- Sezione di testo:
◇ ◇ ◇ ◇ ◇ ◇ ◇
ONORE A CHI HA AVUTO CORAGGIO ... PRIMA, NON DOPO: VIVA LA COSTITUZIONE, VIVA L’ ITALIA!!!
Scandalo calcio, intervista a Narducci: "Ora pulizia, chi sa parli" "La giustizia sportiva non basta, serve il codice penale"
IL PM:"ALTRI CAMPIONATI NEL MIRINO E’ COME COMBATTERE LA CAMORRA" di DARIO DEL PORTO (www.repubblica.it, 14.05.2006)
NAPOLI - "Non è più sufficiente andare in televisione per dire che tutti erano a conoscenza di quanto sta emergendo dall’inchiesta della Procura di Napoli. Chi sa qualcosa, deve trovare il coraggio di venire a raccontarlo ai magistrati. Per il mondo del calcio questa è un’occasione irripetibile, come fu Tangentopoli per la politica". Ha indagato per oltre dieci anni sulla camorra più potente della città. I clan, hanno raccontato due pentiti, volevano ucciderlo sparando con un fucile di precisione dai tetti di Forcella. Ma oggi il pm Giuseppe Narducci si occupa soprattutto degli intrighi del pallone insieme al collega Filippo Beatrice. E avverte: altri campionati, non solo quello 2004-2005, potrebbero essere stati condizionati.
◇ ◇ ◇ ◇ ◇ ◇ ◇
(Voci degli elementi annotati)

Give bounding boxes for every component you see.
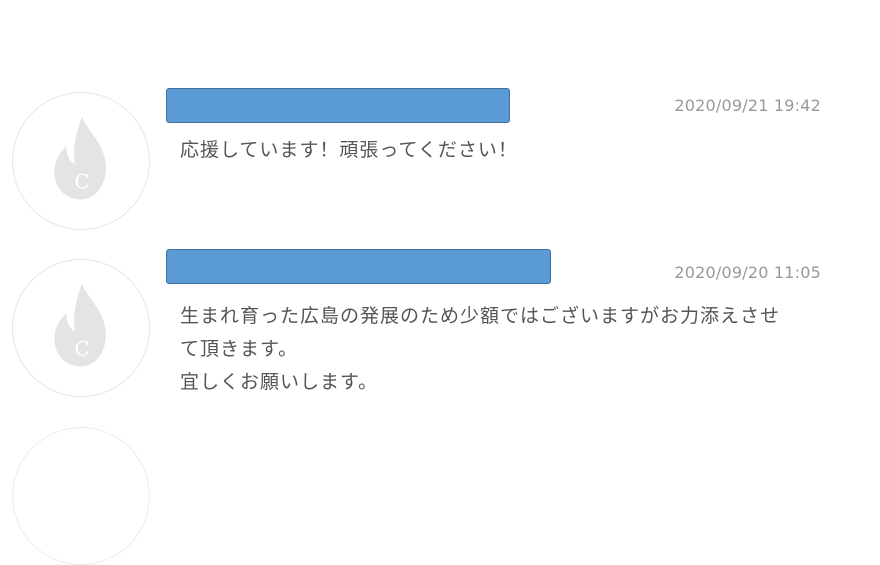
comment-timestamp: 2020/09/20 11:05 [674, 263, 821, 282]
avatar: C [12, 92, 150, 230]
message-line: 宜しくお願いします。 [180, 371, 379, 393]
avatar [12, 427, 150, 565]
comment-message: 応援しています！頑張ってください！ [180, 134, 830, 167]
svg-text:C: C [74, 338, 89, 361]
flame-c-icon: C [54, 116, 106, 200]
avatar: C [12, 259, 150, 397]
flame-c-icon: C [54, 283, 106, 367]
message-line: 応援しています！頑張ってください！ [180, 139, 518, 161]
svg-text:C: C [74, 171, 89, 194]
comment-message: 生まれ育った広島の発展のため少額ではございますがお力添えさせ て頂きます。 宜し… [180, 300, 830, 399]
commenter-name-redacted [166, 249, 551, 284]
message-line: て頂きます。 [180, 338, 299, 360]
commenter-name-redacted [166, 88, 510, 123]
message-line: 生まれ育った広島の発展のため少額ではございますがお力添えさせ [180, 305, 781, 327]
comment-timestamp: 2020/09/21 19:42 [674, 96, 821, 115]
◇ ◇ ◇ ◇ ◇ ◇ ◇
- Consegna:
Riscrivi il testo sullo scandalo del calcio cominciando da "Scandalo calcio, intervista" e finendo con "PORTO (www.repubblica.it, 14.05.2006)", e sostituisci "Scandalo calcio" con "Bufera nel calcio". Per svolgere il lavoro basati soltanto sul testo.

- Risposta scritta:
Bufera nel calcio, intervista a Narducci: "Ora pulizia, chi sa parli" "La giustizia sportiva non basta, serve il codice penale"
IL PM:"ALTRI CAMPIONATI NEL MIRINO E’ COME COMBATTERE LA CAMORRA" di DARIO DEL PORTO (www.repubblica.it, 14.05.2006)